### Raw records
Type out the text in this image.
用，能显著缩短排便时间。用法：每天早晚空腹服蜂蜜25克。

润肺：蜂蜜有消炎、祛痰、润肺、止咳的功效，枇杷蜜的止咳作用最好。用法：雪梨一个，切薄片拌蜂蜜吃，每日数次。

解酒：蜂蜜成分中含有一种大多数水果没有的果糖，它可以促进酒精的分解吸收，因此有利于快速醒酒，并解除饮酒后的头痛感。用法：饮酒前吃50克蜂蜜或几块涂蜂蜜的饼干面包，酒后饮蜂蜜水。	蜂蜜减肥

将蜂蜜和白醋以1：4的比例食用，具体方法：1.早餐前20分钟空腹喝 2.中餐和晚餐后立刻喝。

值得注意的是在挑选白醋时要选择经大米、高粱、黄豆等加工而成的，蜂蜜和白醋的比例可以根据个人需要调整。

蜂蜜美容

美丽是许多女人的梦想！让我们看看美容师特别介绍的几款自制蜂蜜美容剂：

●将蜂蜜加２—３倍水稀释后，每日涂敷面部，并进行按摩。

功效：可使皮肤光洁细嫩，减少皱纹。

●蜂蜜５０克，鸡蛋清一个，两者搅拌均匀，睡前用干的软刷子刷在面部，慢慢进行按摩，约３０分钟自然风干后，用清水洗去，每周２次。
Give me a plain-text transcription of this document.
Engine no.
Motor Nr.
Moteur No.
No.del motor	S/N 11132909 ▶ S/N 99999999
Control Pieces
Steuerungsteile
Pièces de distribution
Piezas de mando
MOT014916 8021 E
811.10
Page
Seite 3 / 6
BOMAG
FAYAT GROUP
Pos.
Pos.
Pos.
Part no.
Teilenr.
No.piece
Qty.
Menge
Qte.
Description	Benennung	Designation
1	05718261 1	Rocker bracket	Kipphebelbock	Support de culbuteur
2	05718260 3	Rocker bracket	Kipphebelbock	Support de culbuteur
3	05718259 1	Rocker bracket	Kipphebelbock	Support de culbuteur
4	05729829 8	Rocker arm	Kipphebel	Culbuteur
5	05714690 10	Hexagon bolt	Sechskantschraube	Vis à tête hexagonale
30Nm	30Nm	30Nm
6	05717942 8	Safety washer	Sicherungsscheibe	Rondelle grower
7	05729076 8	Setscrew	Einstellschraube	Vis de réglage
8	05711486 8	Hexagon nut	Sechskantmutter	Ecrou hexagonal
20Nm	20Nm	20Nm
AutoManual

### Stated problem
Repeat the records above exactly as they appear.

### Expected answer
Type out the text in this image.
用，能显著缩短排便时间。用法：每天早晚空腹服蜂蜜25克。

润肺：蜂蜜有消炎、祛痰、润肺、止咳的功效，枇杷蜜的止咳作用最好。用法：雪梨一个，切薄片拌蜂蜜吃，每日数次。

解酒：蜂蜜成分中含有一种大多数水果没有的果糖，它可以促进酒精的分解吸收，因此有利于快速醒酒，并解除饮酒后的头痛感。用法：饮酒前吃50克蜂蜜或几块涂蜂蜜的饼干面包，酒后饮蜂蜜水。	蜂蜜减肥

将蜂蜜和白醋以1：4的比例食用，具体方法：1.早餐前20分钟空腹喝 2.中餐和晚餐后立刻喝。

值得注意的是在挑选白醋时要选择经大米、高粱、黄豆等加工而成的，蜂蜜和白醋的比例可以根据个人需要调整。

蜂蜜美容

美丽是许多女人的梦想！让我们看看美容师特别介绍的几款自制蜂蜜美容剂：

●将蜂蜜加２—３倍水稀释后，每日涂敷面部，并进行按摩。

功效：可使皮肤光洁细嫩，减少皱纹。

●蜂蜜５０克，鸡蛋清一个，两者搅拌均匀，睡前用干的软刷子刷在面部，慢慢进行按摩，约３０分钟自然风干后，用清水洗去，每周２次。
Give me a plain-text transcription of this document.
Engine no.
Motor Nr.
Moteur No.
No.del motor	S/N 11132909 ▶ S/N 99999999
Control Pieces
Steuerungsteile
Pièces de distribution
Piezas de mando
MOT014916 8021 E
811.10
Page
Seite 3 / 6
BOMAG
FAYAT GROUP
Pos.
Pos.
Pos.
Part no.
Teilenr.
No.piece
Qty.
Menge
Qte.
Description	Benennung	Designation
1	05718261 1	Rocker bracket	Kipphebelbock	Support de culbuteur
2	05718260 3	Rocker bracket	Kipphebelbock	Support de culbuteur
3	05718259 1	Rocker bracket	Kipphebelbock	Support de culbuteur
4	05729829 8	Rocker arm	Kipphebel	Culbuteur
5	05714690 10	Hexagon bolt	Sechskantschraube	Vis à tête hexagonale
30Nm	30Nm	30Nm
6	05717942 8	Safety washer	Sicherungsscheibe	Rondelle grower
7	05729076 8	Setscrew	Einstellschraube	Vis de réglage
8	05711486 8	Hexagon nut	Sechskantmutter	Ecrou hexagonal
20Nm	20Nm	20Nm
AutoManual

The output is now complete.